▶ EXERCISE GOAL
Below are records to repeat exactly. Omit the pictures from the copy.
---*---
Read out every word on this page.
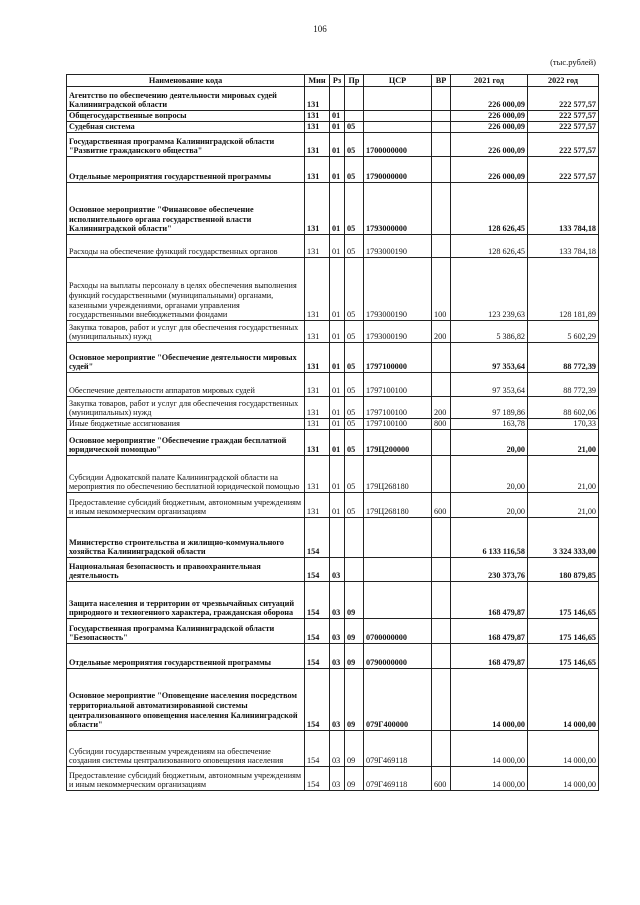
106
(тыс.рублей)
Наименование кода	Мин	Рз	Пр	ЦСР	ВР	2021 год	2022 год
Агентство по обеспечению деятельности мировых судей Калининградской области	131					226 000,09	222 577,57
Общегосударственные вопросы	131	01				226 000,09	222 577,57
Судебная система	131	01	05			226 000,09	222 577,57
Государственная программа Калининградской области "Развитие гражданского общества"	131	01	05	1700000000		226 000,09	222 577,57
Отдельные мероприятия государственной программы	131	01	05	1790000000		226 000,09	222 577,57
Основное мероприятие "Финансовое обеспечение исполнительного органа государственной власти Калининградской области"	131	01	05	1793000000		128 626,45	133 784,18
Расходы на обеспечение функций государственных органов	131	01	05	1793000190		128 626,45	133 784,18
Расходы на выплаты персоналу в целях обеспечения выполнения функций государственными (муниципальными) органами, казенными учреждениями, органами управления государственными внебюджетными фондами	131	01	05	1793000190	100	123 239,63	128 181,89
Закупка товаров, работ и услуг для обеспечения государственных (муниципальных) нужд	131	01	05	1793000190	200	5 386,82	5 602,29
Основное мероприятие "Обеспечение деятельности мировых судей"	131	01	05	1797100000		97 353,64	88 772,39
Обеспечение деятельности аппаратов мировых судей	131	01	05	1797100100		97 353,64	88 772,39
Закупка товаров, работ и услуг для обеспечения государственных (муниципальных) нужд	131	01	05	1797100100	200	97 189,86	88 602,06
Иные бюджетные ассигнования	131	01	05	1797100100	800	163,78	170,33
Основное мероприятие "Обеспечение граждан бесплатной юридической помощью"	131	01	05	179Ц200000		20,00	21,00
Субсидии Адвокатской палате Калининградской области на мероприятия по обеспечению бесплатной юридической помощью	131	01	05	179Ц268180		20,00	21,00
Предоставление субсидий бюджетным, автономным учреждениям и иным некоммерческим организациям	131	01	05	179Ц268180	600	20,00	21,00
Министерство строительства и жилищно-коммунального хозяйства Калининградской области	154					6 133 116,58	3 324 333,00
Национальная безопасность и правоохранительная деятельность	154	03				230 373,76	180 879,85
Защита населения и территории от чрезвычайных ситуаций природного и техногенного характера, гражданская оборона	154	03	09			168 479,87	175 146,65
Государственная программа Калининградской области "Безопасность"	154	03	09	0700000000		168 479,87	175 146,65
Отдельные мероприятия государственной программы	154	03	09	0790000000		168 479,87	175 146,65
Основное мероприятие "Оповещение населения посредством территориальной автоматизированной системы централизованного оповещения населения Калининградской области"	154	03	09	079Г400000		14 000,00	14 000,00
Субсидии государственным учреждениям на обеспечение создания системы централизованного оповещения населения	154	03	09	079Г469118		14 000,00	14 000,00
Предоставление субсидий бюджетным, автономным учреждениям и иным некоммерческим организациям	154	03	09	079Г469118	600	14 000,00	14 000,00
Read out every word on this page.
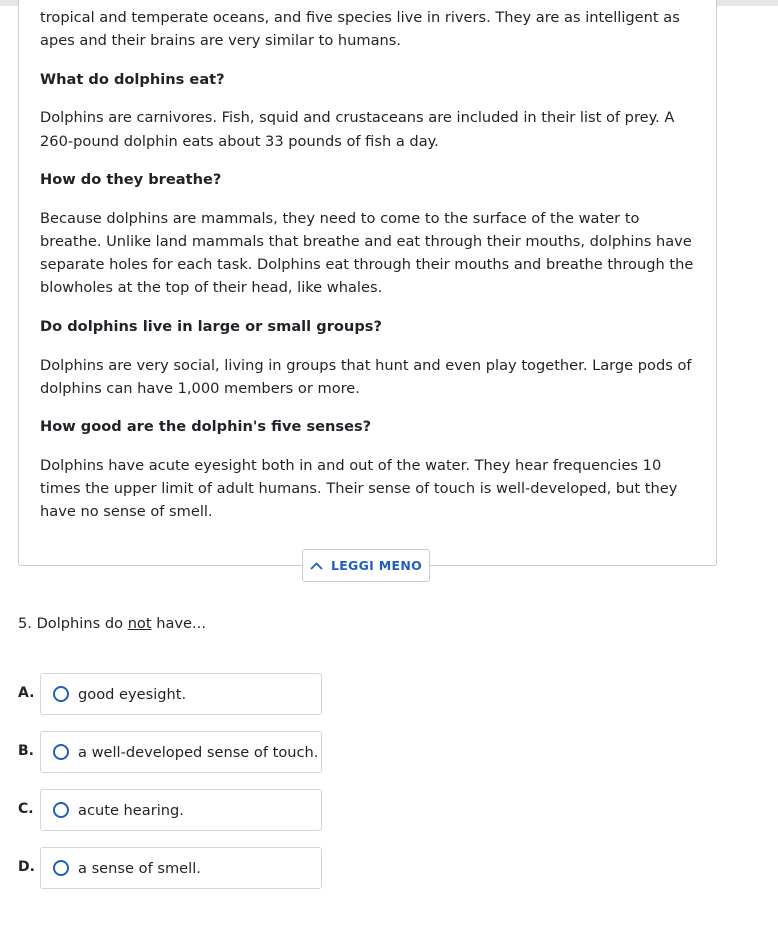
tropical and temperate oceans, and five species live in rivers. They are as intelligent as apes and their brains are very similar to humans.

What do dolphins eat?

Dolphins are carnivores. Fish, squid and crustaceans are included in their list of prey. A 260-pound dolphin eats about 33 pounds of fish a day.

How do they breathe?

Because dolphins are mammals, they need to come to the surface of the water to breathe. Unlike land mammals that breathe and eat through their mouths, dolphins have separate holes for each task. Dolphins eat through their mouths and breathe through the blowholes at the top of their head, like whales.

Do dolphins live in large or small groups?

Dolphins are very social, living in groups that hunt and even play together. Large pods of dolphins can have 1,000 members or more.

How good are the dolphin's five senses?

Dolphins have acute eyesight both in and out of the water. They hear frequencies 10 times the upper limit of adult humans. Their sense of touch is well-developed, but they have no sense of smell.

LEGGI MENO
5. Dolphins do not have...
A.	good eyesight.
B.	a well-developed sense of touch.
C.	acute hearing.
D.	a sense of smell.
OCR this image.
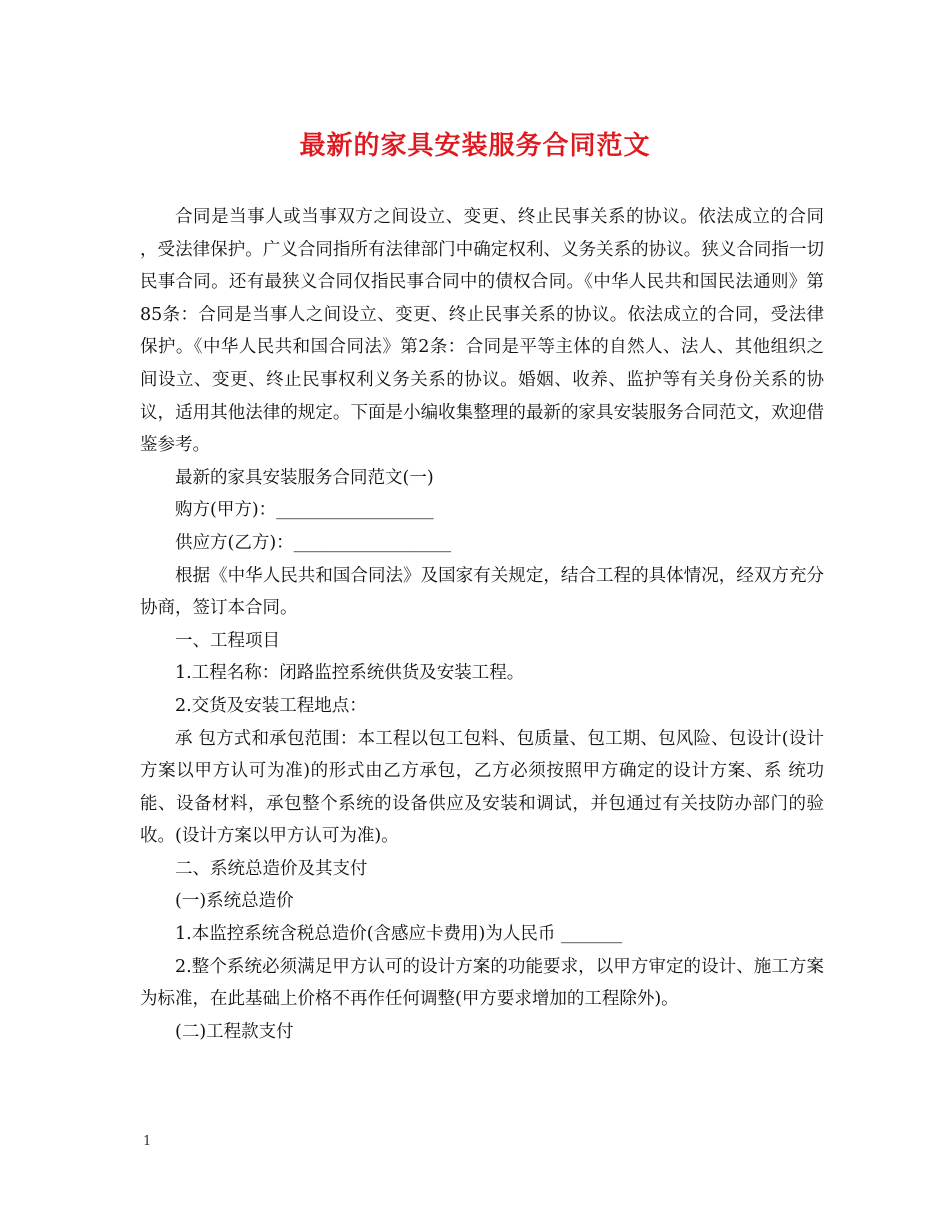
最新的家具安装服务合同范文

合同是当事人或当事双方之间设立、变更、终止民事关系的协议。依法成立的合同 ，受法律保护。广义合同指所有法律部门中确定权利、义务关系的协议。狭义合同指一切民事合同。还有最狭义合同仅指民事合同中的债权合同。《中华人民共和国民法通则》第85条：合同是当事人之间设立、变更、终止民事关系的协议。依法成立的合同，受法律保护。《中华人民共和国合同法》第2条：合同是平等主体的自然人、法人、其他组织之间设立、变更、终止民事权利义务关系的协议。婚姻、收养、监护等有关身份关系的协议，适用其他法律的规定。下面是小编收集整理的最新的家具安装服务合同范文，欢迎借鉴参考。

最新的家具安装服务合同范文(一)

购方(甲方)：__________________

供应方(乙方)：__________________

根据《中华人民共和国合同法》及国家有关规定，结合工程的具体情况，经双方充分协商，签订本合同。

一、工程项目

1.工程名称：闭路监控系统供货及安装工程。

2.交货及安装工程地点：

承 包方式和承包范围：本工程以包工包料、包质量、包工期、包风险、包设计(设计方案以甲方认可为准)的形式由乙方承包，乙方必须按照甲方确定的设计方案、系 统功能、设备材料，承包整个系统的设备供应及安装和调试，并包通过有关技防办部门的验收。(设计方案以甲方认可为准)。

二、系统总造价及其支付

(一)系统总造价

1.本监控系统含税总造价(含感应卡费用)为人民币 _______

2.整个系统必须满足甲方认可的设计方案的功能要求，以甲方审定的设计、施工方案为标准，在此基础上价格不再作任何调整(甲方要求增加的工程除外)。

(二)工程款支付

1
---*---
▶ EXERCISE SOLUTION
Read out every word on this page.
106
(тыс.рублей)
Наименование кода	Мин	Рз	Пр	ЦСР	ВР	2021 год	2022 год
Агентство по обеспечению деятельности мировых судей Калининградской области	131					226 000,09	222 577,57
Общегосударственные вопросы	131	01				226 000,09	222 577,57
Судебная система	131	01	05			226 000,09	222 577,57
Государственная программа Калининградской области "Развитие гражданского общества"	131	01	05	1700000000		226 000,09	222 577,57
Отдельные мероприятия государственной программы	131	01	05	1790000000		226 000,09	222 577,57
Основное мероприятие "Финансовое обеспечение исполнительного органа государственной власти Калининградской области"	131	01	05	1793000000		128 626,45	133 784,18
Расходы на обеспечение функций государственных органов	131	01	05	1793000190		128 626,45	133 784,18
Расходы на выплаты персоналу в целях обеспечения выполнения функций государственными (муниципальными) органами, казенными учреждениями, органами управления государственными внебюджетными фондами	131	01	05	1793000190	100	123 239,63	128 181,89
Закупка товаров, работ и услуг для обеспечения государственных (муниципальных) нужд	131	01	05	1793000190	200	5 386,82	5 602,29
Основное мероприятие "Обеспечение деятельности мировых судей"	131	01	05	1797100000		97 353,64	88 772,39
Обеспечение деятельности аппаратов мировых судей	131	01	05	1797100100		97 353,64	88 772,39
Закупка товаров, работ и услуг для обеспечения государственных (муниципальных) нужд	131	01	05	1797100100	200	97 189,86	88 602,06
Иные бюджетные ассигнования	131	01	05	1797100100	800	163,78	170,33
Основное мероприятие "Обеспечение граждан бесплатной юридической помощью"	131	01	05	179Ц200000		20,00	21,00
Субсидии Адвокатской палате Калининградской области на мероприятия по обеспечению бесплатной юридической помощью	131	01	05	179Ц268180		20,00	21,00
Предоставление субсидий бюджетным, автономным учреждениям и иным некоммерческим организациям	131	01	05	179Ц268180	600	20,00	21,00
Министерство строительства и жилищно-коммунального хозяйства Калининградской области	154					6 133 116,58	3 324 333,00
Национальная безопасность и правоохранительная деятельность	154	03				230 373,76	180 879,85
Защита населения и территории от чрезвычайных ситуаций природного и техногенного характера, гражданская оборона	154	03	09			168 479,87	175 146,65
Государственная программа Калининградской области "Безопасность"	154	03	09	0700000000		168 479,87	175 146,65
Отдельные мероприятия государственной программы	154	03	09	0790000000		168 479,87	175 146,65
Основное мероприятие "Оповещение населения посредством территориальной автоматизированной системы централизованного оповещения населения Калининградской области"	154	03	09	079Г400000		14 000,00	14 000,00
Субсидии государственным учреждениям на обеспечение создания системы централизованного оповещения населения	154	03	09	079Г469118		14 000,00	14 000,00
Предоставление субсидий бюджетным, автономным учреждениям и иным некоммерческим организациям	154	03	09	079Г469118	600	14 000,00	14 000,00
Read out every word on this page.
tropical and temperate oceans, and five species live in rivers. They are as intelligent as apes and their brains are very similar to humans.

What do dolphins eat?

Dolphins are carnivores. Fish, squid and crustaceans are included in their list of prey. A 260-pound dolphin eats about 33 pounds of fish a day.

How do they breathe?

Because dolphins are mammals, they need to come to the surface of the water to breathe. Unlike land mammals that breathe and eat through their mouths, dolphins have separate holes for each task. Dolphins eat through their mouths and breathe through the blowholes at the top of their head, like whales.

Do dolphins live in large or small groups?

Dolphins are very social, living in groups that hunt and even play together. Large pods of dolphins can have 1,000 members or more.

How good are the dolphin's five senses?

Dolphins have acute eyesight both in and out of the water. They hear frequencies 10 times the upper limit of adult humans. Their sense of touch is well-developed, but they have no sense of smell.

LEGGI MENO
5. Dolphins do not have...
A.	good eyesight.
B.	a well-developed sense of touch.
C.	acute hearing.
D.	a sense of smell.
OCR this image.
最新的家具安装服务合同范文

合同是当事人或当事双方之间设立、变更、终止民事关系的协议。依法成立的合同 ，受法律保护。广义合同指所有法律部门中确定权利、义务关系的协议。狭义合同指一切民事合同。还有最狭义合同仅指民事合同中的债权合同。《中华人民共和国民法通则》第85条：合同是当事人之间设立、变更、终止民事关系的协议。依法成立的合同，受法律保护。《中华人民共和国合同法》第2条：合同是平等主体的自然人、法人、其他组织之间设立、变更、终止民事权利义务关系的协议。婚姻、收养、监护等有关身份关系的协议，适用其他法律的规定。下面是小编收集整理的最新的家具安装服务合同范文，欢迎借鉴参考。

最新的家具安装服务合同范文(一)

购方(甲方)：__________________

供应方(乙方)：__________________

根据《中华人民共和国合同法》及国家有关规定，结合工程的具体情况，经双方充分协商，签订本合同。

一、工程项目

1.工程名称：闭路监控系统供货及安装工程。

2.交货及安装工程地点：

承 包方式和承包范围：本工程以包工包料、包质量、包工期、包风险、包设计(设计方案以甲方认可为准)的形式由乙方承包，乙方必须按照甲方确定的设计方案、系 统功能、设备材料，承包整个系统的设备供应及安装和调试，并包通过有关技防办部门的验收。(设计方案以甲方认可为准)。

二、系统总造价及其支付

(一)系统总造价

1.本监控系统含税总造价(含感应卡费用)为人民币 _______

2.整个系统必须满足甲方认可的设计方案的功能要求，以甲方审定的设计、施工方案为标准，在此基础上价格不再作任何调整(甲方要求增加的工程除外)。

(二)工程款支付

1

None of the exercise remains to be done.